* _Consignes de l'exercice_
Rédigez la suite de la tribune consacrée à la culture du feedback, en reprenant juste après sa dernière phrase.

* _Extrait du document_
▬▬▬▬▬▬
Retour à la liste des blogs

Tribune, Point de vue /

Halte au feedback !

Introduction

 

Développer une culture du feedback est devenu un nouveau mantra dans les entreprises, et les arguments donnés sont si séduisants qu’il est devenu impossible de remettre en cause l’intérêt du feedback. Il faudrait ainsi qu’on puisse tous se donner du feedback, régulièrement, en toute franchise, à 360°, et ce afin de progresser et d’être plus performant.

 

Sur le papier, la logique est implacable. La rhétorique est bien huilée. Voici ce qu’elle dit en substance : comment espérer apprendre et se développer si on n’est pas ouvert au regard que les autres portent sur notre travail, notre comportement, nos manières de faire ou de penser ? N’étant pas capables d’avoir une opinion objective de nous-même, nous devons faire confiance en la capacité de jugement des autres pour nous guider vers la vérité.
▬▬▬▬▬▬
* _Enregistrements issus d'une source de données_
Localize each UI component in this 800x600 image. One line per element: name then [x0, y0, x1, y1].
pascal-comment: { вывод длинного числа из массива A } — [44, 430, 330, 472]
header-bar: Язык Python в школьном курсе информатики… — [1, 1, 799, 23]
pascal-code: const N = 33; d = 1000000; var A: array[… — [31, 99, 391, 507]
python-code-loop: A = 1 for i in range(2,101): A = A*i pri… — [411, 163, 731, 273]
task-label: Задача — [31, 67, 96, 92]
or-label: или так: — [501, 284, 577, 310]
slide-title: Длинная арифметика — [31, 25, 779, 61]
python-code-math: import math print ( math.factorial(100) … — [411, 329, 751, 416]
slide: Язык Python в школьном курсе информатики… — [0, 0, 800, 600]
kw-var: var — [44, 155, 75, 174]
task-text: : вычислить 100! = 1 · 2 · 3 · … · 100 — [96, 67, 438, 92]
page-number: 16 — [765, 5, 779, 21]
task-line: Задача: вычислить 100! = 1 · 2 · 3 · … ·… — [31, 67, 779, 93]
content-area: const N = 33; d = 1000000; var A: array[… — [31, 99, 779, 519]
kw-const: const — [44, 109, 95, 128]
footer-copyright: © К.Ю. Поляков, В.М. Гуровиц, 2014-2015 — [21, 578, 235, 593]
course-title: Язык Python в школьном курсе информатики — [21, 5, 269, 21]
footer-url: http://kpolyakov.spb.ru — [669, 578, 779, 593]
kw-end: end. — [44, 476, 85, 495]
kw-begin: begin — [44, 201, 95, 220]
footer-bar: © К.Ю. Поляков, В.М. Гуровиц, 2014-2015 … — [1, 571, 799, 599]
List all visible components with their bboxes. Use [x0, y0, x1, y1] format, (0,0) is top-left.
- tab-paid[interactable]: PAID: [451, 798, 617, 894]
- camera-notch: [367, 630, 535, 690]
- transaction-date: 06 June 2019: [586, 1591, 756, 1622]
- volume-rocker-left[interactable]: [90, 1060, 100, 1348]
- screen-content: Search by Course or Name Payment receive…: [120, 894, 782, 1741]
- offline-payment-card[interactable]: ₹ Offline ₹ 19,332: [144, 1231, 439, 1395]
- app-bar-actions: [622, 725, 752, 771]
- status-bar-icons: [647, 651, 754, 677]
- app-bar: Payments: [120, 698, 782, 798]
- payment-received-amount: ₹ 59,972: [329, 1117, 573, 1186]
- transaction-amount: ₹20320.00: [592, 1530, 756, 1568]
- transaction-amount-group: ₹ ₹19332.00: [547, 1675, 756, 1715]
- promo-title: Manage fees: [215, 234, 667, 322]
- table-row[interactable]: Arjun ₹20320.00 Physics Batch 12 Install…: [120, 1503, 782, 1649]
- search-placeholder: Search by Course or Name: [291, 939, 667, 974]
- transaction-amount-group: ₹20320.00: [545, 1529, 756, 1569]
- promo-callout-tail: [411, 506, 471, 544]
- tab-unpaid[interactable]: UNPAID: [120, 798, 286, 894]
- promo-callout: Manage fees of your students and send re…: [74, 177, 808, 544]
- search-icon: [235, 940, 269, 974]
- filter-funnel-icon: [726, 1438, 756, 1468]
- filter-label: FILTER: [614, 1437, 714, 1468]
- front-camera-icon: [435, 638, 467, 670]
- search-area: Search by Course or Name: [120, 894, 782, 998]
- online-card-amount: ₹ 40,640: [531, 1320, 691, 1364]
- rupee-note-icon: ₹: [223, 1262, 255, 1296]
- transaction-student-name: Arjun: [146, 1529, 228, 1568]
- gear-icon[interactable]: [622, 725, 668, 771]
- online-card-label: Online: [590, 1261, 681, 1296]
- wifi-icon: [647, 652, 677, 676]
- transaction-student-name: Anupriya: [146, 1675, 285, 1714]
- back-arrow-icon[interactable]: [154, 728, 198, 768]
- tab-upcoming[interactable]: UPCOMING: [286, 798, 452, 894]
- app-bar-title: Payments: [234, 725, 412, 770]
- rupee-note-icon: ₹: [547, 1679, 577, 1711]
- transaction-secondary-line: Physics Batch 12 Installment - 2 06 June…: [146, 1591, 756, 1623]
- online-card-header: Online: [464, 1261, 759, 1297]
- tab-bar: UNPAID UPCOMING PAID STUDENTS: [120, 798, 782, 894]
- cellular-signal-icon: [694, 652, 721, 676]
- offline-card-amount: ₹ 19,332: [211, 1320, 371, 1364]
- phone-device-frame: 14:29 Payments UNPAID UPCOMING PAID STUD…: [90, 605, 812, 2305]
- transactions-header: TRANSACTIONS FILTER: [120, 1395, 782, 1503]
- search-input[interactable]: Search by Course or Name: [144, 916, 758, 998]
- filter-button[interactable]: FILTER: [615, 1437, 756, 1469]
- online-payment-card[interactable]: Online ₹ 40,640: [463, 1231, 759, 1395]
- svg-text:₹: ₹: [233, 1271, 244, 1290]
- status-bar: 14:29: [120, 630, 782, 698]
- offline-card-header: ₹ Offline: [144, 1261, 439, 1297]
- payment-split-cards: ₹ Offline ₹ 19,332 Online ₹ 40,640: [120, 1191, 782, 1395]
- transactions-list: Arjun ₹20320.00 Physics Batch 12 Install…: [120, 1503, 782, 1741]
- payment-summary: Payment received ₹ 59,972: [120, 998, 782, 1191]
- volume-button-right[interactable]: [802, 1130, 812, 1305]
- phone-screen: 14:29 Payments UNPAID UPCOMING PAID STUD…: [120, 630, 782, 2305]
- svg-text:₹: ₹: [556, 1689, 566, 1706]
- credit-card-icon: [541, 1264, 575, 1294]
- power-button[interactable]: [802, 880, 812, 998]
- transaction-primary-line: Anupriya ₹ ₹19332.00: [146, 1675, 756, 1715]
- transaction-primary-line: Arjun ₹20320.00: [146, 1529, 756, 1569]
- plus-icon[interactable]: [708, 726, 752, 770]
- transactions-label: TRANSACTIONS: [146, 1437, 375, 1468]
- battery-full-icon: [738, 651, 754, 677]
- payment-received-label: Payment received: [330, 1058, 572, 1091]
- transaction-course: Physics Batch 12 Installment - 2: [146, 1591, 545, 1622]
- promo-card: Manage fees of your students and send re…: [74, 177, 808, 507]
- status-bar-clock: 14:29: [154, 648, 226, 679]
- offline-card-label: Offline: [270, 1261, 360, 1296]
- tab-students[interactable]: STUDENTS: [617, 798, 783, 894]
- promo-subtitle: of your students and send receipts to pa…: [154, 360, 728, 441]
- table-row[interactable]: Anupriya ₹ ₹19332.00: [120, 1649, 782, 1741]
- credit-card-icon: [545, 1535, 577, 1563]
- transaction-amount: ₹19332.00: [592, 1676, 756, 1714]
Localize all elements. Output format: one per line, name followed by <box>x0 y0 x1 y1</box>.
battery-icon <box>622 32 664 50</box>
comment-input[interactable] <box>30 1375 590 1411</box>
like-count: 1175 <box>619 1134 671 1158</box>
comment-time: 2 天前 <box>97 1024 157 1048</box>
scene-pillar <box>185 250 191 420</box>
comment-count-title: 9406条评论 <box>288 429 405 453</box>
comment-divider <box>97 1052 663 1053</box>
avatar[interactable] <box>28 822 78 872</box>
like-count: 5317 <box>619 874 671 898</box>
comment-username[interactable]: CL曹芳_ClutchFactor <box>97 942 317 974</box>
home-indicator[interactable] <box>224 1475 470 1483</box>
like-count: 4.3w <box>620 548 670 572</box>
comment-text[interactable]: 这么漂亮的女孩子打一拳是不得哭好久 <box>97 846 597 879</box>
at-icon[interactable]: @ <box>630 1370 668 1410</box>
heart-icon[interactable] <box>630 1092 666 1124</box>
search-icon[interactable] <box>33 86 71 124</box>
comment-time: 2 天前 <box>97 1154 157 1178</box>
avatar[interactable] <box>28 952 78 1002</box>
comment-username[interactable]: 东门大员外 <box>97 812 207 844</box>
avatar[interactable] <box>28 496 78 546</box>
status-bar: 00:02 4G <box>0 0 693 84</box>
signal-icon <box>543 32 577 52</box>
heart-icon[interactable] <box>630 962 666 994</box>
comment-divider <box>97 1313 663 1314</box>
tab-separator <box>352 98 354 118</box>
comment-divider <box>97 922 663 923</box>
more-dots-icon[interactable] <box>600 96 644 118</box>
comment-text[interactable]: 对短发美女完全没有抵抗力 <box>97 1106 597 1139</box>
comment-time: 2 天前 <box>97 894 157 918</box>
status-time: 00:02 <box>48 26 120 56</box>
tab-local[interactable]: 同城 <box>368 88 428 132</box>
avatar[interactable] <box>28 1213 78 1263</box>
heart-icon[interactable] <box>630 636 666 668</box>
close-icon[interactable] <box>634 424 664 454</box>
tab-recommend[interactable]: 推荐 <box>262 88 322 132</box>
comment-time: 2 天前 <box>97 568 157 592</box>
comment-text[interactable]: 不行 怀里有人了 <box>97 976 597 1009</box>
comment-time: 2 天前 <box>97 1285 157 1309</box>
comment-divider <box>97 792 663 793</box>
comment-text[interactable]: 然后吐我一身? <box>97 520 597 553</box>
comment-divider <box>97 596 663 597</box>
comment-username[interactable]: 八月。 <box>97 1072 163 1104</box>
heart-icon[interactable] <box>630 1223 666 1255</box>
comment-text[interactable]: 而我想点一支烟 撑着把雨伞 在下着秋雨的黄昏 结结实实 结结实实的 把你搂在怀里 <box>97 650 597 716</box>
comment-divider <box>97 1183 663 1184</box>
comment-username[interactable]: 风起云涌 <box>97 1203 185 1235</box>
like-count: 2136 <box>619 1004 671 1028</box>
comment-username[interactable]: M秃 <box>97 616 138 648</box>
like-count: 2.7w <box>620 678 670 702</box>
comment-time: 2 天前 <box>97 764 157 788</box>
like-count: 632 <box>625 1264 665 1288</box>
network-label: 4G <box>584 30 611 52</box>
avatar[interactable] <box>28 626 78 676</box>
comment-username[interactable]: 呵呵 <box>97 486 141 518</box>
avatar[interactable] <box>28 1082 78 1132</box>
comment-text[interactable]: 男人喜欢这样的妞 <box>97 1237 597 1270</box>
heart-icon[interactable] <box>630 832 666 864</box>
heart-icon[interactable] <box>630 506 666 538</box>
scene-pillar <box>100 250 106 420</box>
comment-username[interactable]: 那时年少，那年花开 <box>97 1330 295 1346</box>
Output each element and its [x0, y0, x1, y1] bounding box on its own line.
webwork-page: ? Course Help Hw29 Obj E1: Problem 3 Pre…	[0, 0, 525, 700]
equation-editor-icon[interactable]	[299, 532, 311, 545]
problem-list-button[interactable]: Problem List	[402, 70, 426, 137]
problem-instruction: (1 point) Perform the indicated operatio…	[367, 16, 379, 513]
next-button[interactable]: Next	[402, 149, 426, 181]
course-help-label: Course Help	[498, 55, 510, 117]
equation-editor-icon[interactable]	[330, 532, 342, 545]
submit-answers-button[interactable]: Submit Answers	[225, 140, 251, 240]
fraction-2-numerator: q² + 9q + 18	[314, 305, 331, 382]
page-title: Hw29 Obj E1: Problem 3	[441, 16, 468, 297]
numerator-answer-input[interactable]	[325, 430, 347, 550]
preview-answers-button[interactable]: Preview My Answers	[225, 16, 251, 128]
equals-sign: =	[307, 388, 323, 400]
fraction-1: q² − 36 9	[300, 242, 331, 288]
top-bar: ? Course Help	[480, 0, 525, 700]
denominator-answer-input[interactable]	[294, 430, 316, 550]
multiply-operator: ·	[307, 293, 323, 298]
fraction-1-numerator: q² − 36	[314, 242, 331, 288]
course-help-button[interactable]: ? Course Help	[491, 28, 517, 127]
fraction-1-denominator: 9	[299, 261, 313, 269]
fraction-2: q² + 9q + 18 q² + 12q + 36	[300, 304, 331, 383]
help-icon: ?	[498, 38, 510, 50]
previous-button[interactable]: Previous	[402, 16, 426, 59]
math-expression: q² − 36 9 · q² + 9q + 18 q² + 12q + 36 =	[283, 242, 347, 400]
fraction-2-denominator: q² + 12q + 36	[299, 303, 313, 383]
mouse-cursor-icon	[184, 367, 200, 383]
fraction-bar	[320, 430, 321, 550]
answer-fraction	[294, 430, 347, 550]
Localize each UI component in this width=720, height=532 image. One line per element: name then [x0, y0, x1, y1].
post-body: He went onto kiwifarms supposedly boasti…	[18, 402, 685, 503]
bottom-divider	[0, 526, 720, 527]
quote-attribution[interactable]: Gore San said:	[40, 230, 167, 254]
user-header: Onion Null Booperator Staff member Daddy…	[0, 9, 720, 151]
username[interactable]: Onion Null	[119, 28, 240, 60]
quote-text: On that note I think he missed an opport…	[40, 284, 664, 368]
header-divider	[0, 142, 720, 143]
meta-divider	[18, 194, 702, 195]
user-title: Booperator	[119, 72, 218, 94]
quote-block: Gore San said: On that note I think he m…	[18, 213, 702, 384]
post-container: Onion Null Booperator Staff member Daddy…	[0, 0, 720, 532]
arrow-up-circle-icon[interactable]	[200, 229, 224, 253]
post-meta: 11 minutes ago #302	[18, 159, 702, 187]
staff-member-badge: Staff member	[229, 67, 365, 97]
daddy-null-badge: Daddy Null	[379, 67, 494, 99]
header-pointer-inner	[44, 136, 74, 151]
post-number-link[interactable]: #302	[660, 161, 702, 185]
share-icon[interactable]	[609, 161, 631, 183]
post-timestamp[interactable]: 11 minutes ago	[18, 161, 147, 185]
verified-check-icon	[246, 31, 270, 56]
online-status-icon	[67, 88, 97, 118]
▬▬▬▬▬▬
* _En réponse_
Le problème, c’est que les postulats sur lesquels repose la rhétorique du feedback sont faux, expliquant de fait les difficultés auxquelles font face les entreprises à l’heure d’instaurer une culture du feedback.

 

 

À la lumière de nos nouvelles connaissances en psychologie et neurosciences, essayons de réconcilier la vision idéaliste que nous avons du feedback avec la réalité du terrain. Identifions ensemble les dangers associés à certaines pratiques, et définissons un cadre propice à la mise en place d’une culture du feedback permettant réellement aux individus de progresser et de s’accomplir. 

 

Remarque préliminaire : tout au long de cet article, je ferai référence au feedback en tant que commentaire d’un individu à un autre, pointant du doigt une action ou un comportement à améliorer, dans l’optique de faire progresser la personne. La plupart du temps, ce type de feedback est qualifié de “constructif” ou de “correctif”. La plupart du temps, il peut être sujet à débat.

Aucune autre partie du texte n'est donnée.